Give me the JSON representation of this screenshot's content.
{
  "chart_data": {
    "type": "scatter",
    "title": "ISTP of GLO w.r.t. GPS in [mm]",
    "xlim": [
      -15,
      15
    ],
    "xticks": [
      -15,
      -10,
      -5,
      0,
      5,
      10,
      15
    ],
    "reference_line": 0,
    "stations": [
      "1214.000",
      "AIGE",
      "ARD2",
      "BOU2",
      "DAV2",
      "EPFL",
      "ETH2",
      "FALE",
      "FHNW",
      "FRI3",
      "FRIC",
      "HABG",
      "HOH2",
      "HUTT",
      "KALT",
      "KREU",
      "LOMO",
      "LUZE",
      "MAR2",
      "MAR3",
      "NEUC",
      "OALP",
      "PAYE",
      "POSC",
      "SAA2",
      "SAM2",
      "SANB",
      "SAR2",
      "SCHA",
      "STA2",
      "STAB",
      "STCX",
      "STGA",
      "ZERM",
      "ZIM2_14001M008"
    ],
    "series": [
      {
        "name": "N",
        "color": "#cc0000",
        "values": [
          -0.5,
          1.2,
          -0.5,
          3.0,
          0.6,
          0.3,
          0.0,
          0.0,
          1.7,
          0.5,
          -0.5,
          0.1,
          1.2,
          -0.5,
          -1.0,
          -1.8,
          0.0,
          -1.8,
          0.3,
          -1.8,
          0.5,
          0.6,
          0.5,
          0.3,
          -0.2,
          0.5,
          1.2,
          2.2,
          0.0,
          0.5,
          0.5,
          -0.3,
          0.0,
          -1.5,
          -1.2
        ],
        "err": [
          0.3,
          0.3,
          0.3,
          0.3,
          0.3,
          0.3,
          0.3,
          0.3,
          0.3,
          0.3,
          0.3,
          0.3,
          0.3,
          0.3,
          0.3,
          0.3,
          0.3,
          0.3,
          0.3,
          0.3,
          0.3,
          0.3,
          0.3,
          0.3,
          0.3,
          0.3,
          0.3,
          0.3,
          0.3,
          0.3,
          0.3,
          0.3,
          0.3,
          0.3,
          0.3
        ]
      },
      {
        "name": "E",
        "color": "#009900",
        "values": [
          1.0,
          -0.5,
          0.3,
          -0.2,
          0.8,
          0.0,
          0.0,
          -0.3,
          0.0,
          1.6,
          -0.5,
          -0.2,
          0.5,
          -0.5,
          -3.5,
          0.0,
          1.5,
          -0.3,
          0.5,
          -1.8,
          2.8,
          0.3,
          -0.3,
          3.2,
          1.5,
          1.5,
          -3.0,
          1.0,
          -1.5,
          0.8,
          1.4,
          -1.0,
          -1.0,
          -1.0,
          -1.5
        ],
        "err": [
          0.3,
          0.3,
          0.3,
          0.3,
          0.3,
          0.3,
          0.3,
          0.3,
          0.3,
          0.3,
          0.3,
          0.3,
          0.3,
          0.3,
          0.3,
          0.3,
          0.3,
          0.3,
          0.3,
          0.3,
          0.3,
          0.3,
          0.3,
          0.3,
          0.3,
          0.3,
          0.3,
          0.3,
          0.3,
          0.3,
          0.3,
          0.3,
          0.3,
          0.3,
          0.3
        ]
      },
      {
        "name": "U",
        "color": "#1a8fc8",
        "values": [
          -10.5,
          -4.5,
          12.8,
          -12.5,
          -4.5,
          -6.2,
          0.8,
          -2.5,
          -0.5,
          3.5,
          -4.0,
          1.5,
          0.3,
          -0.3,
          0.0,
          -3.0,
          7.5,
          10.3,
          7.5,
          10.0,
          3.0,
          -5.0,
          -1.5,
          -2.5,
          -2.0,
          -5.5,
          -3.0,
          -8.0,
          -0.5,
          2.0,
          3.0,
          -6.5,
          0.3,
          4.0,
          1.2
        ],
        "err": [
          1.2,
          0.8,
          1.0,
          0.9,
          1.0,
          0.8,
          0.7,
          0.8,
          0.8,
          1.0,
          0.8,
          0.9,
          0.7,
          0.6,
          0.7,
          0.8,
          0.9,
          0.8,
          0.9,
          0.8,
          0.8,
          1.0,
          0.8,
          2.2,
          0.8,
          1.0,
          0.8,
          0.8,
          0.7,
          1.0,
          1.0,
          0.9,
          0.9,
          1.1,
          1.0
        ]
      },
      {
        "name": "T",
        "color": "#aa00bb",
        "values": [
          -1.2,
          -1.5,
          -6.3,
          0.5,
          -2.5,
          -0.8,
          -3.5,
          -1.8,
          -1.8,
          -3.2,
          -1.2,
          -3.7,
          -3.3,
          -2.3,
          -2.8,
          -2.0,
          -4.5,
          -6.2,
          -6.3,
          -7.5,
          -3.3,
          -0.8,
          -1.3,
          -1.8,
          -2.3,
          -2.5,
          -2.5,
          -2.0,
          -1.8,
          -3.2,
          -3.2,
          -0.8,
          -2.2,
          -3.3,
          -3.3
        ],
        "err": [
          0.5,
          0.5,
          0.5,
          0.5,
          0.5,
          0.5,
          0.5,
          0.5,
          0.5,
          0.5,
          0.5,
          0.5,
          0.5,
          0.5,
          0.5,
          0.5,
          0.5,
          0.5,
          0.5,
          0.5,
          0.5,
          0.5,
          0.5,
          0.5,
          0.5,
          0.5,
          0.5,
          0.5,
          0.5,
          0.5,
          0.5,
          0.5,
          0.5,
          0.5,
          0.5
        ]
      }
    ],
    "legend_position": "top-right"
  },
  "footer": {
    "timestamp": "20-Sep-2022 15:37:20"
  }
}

PROMPT: Recopy all the lines exactly as they appear.

SOLUTION TO THIS PROBLEM:
Give me the JSON representation of this screenshot's content.
{
  "chart_data": {
    "type": "scatter",
    "title": "ISTP of GLO w.r.t. GPS in [mm]",
    "xlim": [
      -15,
      15
    ],
    "xticks": [
      -15,
      -10,
      -5,
      0,
      5,
      10,
      15
    ],
    "reference_line": 0,
    "stations": [
      "1214.000",
      "AIGE",
      "ARD2",
      "BOU2",
      "DAV2",
      "EPFL",
      "ETH2",
      "FALE",
      "FHNW",
      "FRI3",
      "FRIC",
      "HABG",
      "HOH2",
      "HUTT",
      "KALT",
      "KREU",
      "LOMO",
      "LUZE",
      "MAR2",
      "MAR3",
      "NEUC",
      "OALP",
      "PAYE",
      "POSC",
      "SAA2",
      "SAM2",
      "SANB",
      "SAR2",
      "SCHA",
      "STA2",
      "STAB",
      "STCX",
      "STGA",
      "ZERM",
      "ZIM2_14001M008"
    ],
    "series": [
      {
        "name": "N",
        "color": "#cc0000",
        "values": [
          -0.5,
          1.2,
          -0.5,
          3.0,
          0.6,
          0.3,
          0.0,
          0.0,
          1.7,
          0.5,
          -0.5,
          0.1,
          1.2,
          -0.5,
          -1.0,
          -1.8,
          0.0,
          -1.8,
          0.3,
          -1.8,
          0.5,
          0.6,
          0.5,
          0.3,
          -0.2,
          0.5,
          1.2,
          2.2,
          0.0,
          0.5,
          0.5,
          -0.3,
          0.0,
          -1.5,
          -1.2
        ],
        "err": [
          0.3,
          0.3,
          0.3,
          0.3,
          0.3,
          0.3,
          0.3,
          0.3,
          0.3,
          0.3,
          0.3,
          0.3,
          0.3,
          0.3,
          0.3,
          0.3,
          0.3,
          0.3,
          0.3,
          0.3,
          0.3,
          0.3,
          0.3,
          0.3,
          0.3,
          0.3,
          0.3,
          0.3,
          0.3,
          0.3,
          0.3,
          0.3,
          0.3,
          0.3,
          0.3
        ]
      },
      {
        "name": "E",
        "color": "#009900",
        "values": [
          1.0,
          -0.5,
          0.3,
          -0.2,
          0.8,
          0.0,
          0.0,
          -0.3,
          0.0,
          1.6,
          -0.5,
          -0.2,
          0.5,
          -0.5,
          -3.5,
          0.0,
          1.5,
          -0.3,
          0.5,
          -1.8,
          2.8,
          0.3,
          -0.3,
          3.2,
          1.5,
          1.5,
          -3.0,
          1.0,
          -1.5,
          0.8,
          1.4,
          -1.0,
          -1.0,
          -1.0,
          -1.5
        ],
        "err": [
          0.3,
          0.3,
          0.3,
          0.3,
          0.3,
          0.3,
          0.3,
          0.3,
          0.3,
          0.3,
          0.3,
          0.3,
          0.3,
          0.3,
          0.3,
          0.3,
          0.3,
          0.3,
          0.3,
          0.3,
          0.3,
          0.3,
          0.3,
          0.3,
          0.3,
          0.3,
          0.3,
          0.3,
          0.3,
          0.3,
          0.3,
          0.3,
          0.3,
          0.3,
          0.3
        ]
      },
      {
        "name": "U",
        "color": "#1a8fc8",
        "values": [
          -10.5,
          -4.5,
          12.8,
          -12.5,
          -4.5,
          -6.2,
          0.8,
          -2.5,
          -0.5,
          3.5,
          -4.0,
          1.5,
          0.3,
          -0.3,
          0.0,
          -3.0,
          7.5,
          10.3,
          7.5,
          10.0,
          3.0,
          -5.0,
          -1.5,
          -2.5,
          -2.0,
          -5.5,
          -3.0,
          -8.0,
          -0.5,
          2.0,
          3.0,
          -6.5,
          0.3,
          4.0,
          1.2
        ],
        "err": [
          1.2,
          0.8,
          1.0,
          0.9,
          1.0,
          0.8,
          0.7,
          0.8,
          0.8,
          1.0,
          0.8,
          0.9,
          0.7,
          0.6,
          0.7,
          0.8,
          0.9,
          0.8,
          0.9,
          0.8,
          0.8,
          1.0,
          0.8,
          2.2,
          0.8,
          1.0,
          0.8,
          0.8,
          0.7,
          1.0,
          1.0,
          0.9,
          0.9,
          1.1,
          1.0
        ]
      },
      {
        "name": "T",
        "color": "#aa00bb",
        "values": [
          -1.2,
          -1.5,
          -6.3,
          0.5,
          -2.5,
          -0.8,
          -3.5,
          -1.8,
          -1.8,
          -3.2,
          -1.2,
          -3.7,
          -3.3,
          -2.3,
          -2.8,
          -2.0,
          -4.5,
          -6.2,
          -6.3,
          -7.5,
          -3.3,
          -0.8,
          -1.3,
          -1.8,
          -2.3,
          -2.5,
          -2.5,
          -2.0,
          -1.8,
          -3.2,
          -3.2,
          -0.8,
          -2.2,
          -3.3,
          -3.3
        ],
        "err": [
          0.5,
          0.5,
          0.5,
          0.5,
          0.5,
          0.5,
          0.5,
          0.5,
          0.5,
          0.5,
          0.5,
          0.5,
          0.5,
          0.5,
          0.5,
          0.5,
          0.5,
          0.5,
          0.5,
          0.5,
          0.5,
          0.5,
          0.5,
          0.5,
          0.5,
          0.5,
          0.5,
          0.5,
          0.5,
          0.5,
          0.5,
          0.5,
          0.5,
          0.5,
          0.5
        ]
      }
    ],
    "legend_position": "top-right"
  },
  "footer": {
    "timestamp": "20-Sep-2022 15:37:20"
  }
}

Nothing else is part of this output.